__The request__.
"elements" appears in how many lines of the entries? State only the number.

═══

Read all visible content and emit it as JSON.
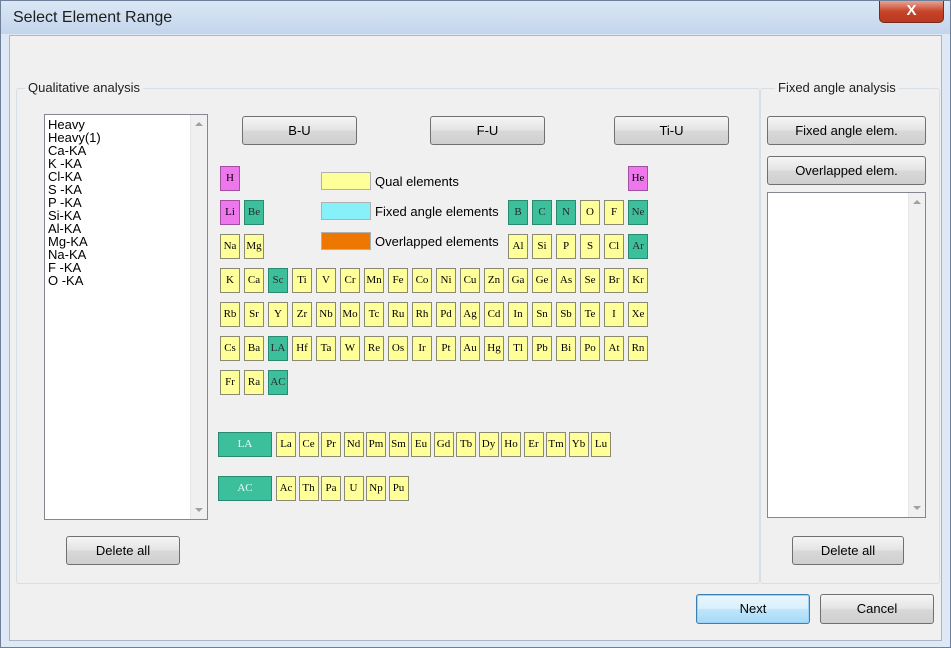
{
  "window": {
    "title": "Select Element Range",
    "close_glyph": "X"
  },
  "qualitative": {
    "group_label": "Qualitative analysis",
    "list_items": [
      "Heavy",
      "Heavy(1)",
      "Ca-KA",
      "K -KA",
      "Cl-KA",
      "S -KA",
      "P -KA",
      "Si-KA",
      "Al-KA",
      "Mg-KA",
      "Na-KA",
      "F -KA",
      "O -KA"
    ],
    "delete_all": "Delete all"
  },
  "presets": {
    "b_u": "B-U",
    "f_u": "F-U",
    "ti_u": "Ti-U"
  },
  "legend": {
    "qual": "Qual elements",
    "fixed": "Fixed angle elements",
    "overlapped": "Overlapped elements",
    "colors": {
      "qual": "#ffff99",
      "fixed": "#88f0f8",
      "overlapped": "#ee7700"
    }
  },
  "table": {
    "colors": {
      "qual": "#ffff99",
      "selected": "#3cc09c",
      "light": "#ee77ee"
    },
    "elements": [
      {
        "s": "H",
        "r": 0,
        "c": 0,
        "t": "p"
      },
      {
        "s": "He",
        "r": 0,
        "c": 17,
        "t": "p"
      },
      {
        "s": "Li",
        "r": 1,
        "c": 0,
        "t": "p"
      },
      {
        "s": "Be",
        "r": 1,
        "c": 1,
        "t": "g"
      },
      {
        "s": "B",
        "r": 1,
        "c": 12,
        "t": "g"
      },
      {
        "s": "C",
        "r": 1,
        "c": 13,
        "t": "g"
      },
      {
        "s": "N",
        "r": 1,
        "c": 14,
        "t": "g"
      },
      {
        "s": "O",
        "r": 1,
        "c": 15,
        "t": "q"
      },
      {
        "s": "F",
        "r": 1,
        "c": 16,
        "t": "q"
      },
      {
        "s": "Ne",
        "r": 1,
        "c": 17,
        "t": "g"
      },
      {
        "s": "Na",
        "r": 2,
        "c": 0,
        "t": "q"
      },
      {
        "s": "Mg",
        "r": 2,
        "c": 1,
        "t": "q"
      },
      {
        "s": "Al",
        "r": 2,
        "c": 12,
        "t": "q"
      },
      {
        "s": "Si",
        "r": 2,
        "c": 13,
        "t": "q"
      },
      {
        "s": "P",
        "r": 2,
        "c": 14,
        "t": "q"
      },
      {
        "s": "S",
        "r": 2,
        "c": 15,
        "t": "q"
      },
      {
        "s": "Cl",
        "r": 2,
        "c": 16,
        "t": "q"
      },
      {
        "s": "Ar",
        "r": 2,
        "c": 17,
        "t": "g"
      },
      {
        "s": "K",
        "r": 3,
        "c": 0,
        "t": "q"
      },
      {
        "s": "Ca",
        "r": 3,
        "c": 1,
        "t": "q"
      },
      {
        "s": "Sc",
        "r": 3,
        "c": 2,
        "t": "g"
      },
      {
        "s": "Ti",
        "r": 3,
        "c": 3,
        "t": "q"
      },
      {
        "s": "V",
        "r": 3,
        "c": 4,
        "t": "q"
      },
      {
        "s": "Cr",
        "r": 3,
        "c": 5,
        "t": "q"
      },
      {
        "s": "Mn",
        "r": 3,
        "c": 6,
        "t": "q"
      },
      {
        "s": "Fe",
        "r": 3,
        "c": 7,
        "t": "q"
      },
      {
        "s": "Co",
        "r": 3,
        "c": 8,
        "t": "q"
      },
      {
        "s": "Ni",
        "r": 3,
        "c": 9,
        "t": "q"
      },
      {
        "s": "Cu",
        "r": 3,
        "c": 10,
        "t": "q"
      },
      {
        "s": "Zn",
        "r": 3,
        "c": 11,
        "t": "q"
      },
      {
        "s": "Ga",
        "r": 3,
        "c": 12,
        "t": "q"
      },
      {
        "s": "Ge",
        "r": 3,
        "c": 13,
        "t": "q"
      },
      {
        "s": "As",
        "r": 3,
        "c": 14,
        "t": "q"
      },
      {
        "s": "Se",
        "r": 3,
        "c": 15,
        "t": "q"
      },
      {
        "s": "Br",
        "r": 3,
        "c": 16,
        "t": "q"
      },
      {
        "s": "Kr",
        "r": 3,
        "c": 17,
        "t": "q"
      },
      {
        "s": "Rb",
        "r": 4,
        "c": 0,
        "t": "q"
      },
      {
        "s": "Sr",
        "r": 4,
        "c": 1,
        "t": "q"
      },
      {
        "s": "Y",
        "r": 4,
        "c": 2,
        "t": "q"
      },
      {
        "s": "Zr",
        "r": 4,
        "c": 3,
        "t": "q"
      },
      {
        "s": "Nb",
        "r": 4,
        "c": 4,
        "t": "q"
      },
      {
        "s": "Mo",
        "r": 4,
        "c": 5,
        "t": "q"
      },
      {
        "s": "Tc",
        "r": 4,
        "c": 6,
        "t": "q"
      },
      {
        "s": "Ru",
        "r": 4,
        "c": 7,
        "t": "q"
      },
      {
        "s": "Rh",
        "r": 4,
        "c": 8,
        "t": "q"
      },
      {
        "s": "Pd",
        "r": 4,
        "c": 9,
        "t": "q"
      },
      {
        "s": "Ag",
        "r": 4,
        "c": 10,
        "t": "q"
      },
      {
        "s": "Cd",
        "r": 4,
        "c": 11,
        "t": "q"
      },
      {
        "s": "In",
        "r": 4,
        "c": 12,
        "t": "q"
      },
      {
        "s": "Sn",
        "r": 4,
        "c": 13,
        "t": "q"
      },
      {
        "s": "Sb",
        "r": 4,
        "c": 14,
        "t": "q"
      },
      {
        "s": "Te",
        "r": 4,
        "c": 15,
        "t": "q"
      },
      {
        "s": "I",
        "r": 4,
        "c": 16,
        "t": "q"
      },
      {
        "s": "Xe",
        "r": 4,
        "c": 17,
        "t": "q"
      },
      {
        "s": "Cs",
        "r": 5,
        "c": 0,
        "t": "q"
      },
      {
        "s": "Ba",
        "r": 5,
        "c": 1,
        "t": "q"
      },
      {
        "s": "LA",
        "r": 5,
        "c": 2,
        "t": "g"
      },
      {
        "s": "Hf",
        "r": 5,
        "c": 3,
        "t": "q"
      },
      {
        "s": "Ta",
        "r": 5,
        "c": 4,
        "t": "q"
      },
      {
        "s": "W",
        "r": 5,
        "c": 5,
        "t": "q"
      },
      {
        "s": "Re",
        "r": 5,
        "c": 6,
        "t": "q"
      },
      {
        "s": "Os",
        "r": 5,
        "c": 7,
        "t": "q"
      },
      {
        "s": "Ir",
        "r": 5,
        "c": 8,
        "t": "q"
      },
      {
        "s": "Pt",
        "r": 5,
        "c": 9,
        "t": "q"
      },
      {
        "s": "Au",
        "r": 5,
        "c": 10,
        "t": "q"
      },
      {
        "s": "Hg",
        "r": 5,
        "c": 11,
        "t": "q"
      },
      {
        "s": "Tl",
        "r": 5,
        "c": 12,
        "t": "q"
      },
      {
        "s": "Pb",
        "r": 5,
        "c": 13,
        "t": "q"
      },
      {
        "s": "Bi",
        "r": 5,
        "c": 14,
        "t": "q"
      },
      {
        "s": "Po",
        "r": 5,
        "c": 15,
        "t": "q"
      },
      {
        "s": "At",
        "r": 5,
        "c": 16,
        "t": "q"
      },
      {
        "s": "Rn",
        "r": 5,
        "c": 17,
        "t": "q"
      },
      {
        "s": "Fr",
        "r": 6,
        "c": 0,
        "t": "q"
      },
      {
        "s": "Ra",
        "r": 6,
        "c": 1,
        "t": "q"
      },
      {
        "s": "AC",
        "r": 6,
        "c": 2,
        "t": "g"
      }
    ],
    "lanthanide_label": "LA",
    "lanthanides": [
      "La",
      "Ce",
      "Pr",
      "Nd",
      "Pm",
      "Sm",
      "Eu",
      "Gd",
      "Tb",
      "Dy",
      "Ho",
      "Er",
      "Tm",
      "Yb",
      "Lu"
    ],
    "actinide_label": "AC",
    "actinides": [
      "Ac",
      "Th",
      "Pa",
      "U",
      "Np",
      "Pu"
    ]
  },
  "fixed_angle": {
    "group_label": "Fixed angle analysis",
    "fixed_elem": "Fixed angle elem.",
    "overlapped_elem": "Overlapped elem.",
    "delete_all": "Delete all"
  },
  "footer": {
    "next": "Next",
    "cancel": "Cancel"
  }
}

═══

__Finished task__.
4